▶ _Data for this task_

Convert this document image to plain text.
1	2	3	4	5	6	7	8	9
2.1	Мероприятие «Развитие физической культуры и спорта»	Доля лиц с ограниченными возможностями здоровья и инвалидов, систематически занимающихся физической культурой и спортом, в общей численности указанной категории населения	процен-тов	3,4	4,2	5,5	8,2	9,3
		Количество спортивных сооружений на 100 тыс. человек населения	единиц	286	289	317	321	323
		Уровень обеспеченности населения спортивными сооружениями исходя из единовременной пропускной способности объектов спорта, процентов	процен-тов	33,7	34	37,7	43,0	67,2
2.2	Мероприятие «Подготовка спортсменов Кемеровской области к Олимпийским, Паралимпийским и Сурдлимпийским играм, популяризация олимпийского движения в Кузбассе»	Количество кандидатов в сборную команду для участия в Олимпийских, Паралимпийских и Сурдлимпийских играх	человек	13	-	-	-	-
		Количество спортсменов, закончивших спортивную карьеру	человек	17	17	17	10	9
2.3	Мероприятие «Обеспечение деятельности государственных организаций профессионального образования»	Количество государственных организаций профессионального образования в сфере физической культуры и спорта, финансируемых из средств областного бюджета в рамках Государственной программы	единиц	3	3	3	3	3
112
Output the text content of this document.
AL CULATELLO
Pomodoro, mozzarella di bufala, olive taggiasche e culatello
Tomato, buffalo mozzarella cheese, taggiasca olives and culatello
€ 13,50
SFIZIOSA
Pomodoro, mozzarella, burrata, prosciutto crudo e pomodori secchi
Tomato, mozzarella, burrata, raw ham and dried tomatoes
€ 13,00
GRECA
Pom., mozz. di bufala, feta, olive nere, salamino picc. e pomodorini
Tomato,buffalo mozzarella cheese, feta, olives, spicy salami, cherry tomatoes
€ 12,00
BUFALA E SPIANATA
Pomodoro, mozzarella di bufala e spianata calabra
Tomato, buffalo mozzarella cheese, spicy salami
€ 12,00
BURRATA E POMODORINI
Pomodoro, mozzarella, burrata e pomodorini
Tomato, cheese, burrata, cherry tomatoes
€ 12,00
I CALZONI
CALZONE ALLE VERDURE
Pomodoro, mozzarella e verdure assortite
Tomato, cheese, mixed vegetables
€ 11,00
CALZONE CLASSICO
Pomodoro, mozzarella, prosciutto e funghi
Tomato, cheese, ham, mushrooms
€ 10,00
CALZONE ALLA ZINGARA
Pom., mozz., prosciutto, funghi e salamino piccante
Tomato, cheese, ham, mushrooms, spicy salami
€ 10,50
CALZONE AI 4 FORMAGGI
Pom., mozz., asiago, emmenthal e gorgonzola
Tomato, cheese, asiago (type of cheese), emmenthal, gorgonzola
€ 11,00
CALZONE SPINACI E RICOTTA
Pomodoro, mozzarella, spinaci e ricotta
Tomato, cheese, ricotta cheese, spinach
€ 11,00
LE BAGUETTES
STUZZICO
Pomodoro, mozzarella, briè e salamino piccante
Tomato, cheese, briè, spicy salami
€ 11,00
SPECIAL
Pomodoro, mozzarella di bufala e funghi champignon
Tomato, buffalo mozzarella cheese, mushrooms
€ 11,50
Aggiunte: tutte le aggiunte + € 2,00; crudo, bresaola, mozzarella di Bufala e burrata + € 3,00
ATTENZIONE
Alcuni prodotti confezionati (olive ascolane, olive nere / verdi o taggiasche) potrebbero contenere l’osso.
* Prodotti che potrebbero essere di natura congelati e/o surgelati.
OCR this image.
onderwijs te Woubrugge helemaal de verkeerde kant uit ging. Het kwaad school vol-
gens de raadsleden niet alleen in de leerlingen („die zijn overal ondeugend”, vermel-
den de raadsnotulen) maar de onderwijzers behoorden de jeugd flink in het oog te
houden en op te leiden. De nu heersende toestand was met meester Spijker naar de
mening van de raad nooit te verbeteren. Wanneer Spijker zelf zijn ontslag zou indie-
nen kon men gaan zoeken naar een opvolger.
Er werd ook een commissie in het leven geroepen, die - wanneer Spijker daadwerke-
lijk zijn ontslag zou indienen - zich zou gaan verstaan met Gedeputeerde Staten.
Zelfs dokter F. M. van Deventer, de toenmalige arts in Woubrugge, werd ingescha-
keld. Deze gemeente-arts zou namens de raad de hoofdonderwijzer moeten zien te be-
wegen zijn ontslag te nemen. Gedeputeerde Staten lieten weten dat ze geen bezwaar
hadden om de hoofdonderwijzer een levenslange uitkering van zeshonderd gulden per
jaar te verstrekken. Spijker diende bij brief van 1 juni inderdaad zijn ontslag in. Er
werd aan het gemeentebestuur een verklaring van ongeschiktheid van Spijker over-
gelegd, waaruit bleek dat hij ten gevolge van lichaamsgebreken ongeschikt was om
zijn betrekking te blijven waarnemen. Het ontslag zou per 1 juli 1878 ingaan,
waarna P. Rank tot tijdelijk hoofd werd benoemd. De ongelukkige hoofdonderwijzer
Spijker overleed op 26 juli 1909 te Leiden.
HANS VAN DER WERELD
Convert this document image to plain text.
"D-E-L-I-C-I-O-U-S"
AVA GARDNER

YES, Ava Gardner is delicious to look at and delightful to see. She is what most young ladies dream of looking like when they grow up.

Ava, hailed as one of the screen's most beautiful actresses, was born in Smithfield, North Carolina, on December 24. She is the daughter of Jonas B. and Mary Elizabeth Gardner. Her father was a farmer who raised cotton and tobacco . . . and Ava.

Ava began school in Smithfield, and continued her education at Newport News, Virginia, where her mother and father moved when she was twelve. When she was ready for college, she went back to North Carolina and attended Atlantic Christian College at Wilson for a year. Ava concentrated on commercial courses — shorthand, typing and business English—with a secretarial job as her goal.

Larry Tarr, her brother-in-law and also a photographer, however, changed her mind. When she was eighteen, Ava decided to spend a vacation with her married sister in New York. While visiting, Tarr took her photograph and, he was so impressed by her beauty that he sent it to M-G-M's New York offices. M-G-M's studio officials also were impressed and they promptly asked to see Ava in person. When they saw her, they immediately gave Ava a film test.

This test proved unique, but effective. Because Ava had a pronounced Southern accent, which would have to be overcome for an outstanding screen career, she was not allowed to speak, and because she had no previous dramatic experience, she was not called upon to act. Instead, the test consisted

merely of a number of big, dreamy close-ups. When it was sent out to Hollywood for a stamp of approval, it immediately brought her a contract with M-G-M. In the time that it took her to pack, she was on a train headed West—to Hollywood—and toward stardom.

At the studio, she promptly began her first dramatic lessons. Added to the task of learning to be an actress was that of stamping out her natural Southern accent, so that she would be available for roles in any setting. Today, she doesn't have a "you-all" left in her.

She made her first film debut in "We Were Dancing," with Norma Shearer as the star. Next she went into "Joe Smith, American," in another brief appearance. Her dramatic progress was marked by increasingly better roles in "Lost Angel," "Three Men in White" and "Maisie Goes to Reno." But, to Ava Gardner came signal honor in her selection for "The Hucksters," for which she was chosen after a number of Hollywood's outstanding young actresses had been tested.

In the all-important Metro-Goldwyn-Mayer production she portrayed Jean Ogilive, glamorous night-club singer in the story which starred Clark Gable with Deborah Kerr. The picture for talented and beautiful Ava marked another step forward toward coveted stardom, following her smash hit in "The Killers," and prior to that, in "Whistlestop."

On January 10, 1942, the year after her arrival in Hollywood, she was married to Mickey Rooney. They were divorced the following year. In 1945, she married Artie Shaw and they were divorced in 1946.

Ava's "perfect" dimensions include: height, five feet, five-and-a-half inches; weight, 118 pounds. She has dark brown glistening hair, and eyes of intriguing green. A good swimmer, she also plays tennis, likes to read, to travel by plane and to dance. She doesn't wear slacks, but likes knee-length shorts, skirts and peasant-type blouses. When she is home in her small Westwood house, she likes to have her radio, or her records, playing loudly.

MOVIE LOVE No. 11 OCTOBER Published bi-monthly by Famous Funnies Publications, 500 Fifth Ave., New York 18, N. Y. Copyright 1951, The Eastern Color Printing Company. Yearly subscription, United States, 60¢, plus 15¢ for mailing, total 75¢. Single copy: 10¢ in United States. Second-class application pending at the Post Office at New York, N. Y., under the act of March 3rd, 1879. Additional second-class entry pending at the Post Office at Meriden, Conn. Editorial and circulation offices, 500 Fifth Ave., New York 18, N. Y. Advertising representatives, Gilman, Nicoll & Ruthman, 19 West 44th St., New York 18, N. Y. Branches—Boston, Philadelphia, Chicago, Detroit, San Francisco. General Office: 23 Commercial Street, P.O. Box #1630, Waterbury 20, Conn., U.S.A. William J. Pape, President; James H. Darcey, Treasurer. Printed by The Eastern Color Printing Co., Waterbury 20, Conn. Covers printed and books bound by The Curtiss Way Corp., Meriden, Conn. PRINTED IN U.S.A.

▶ _Problem details_
Count each line of the data where the word "olives" appears, then reply with the total only.

▶ _Task solution_
2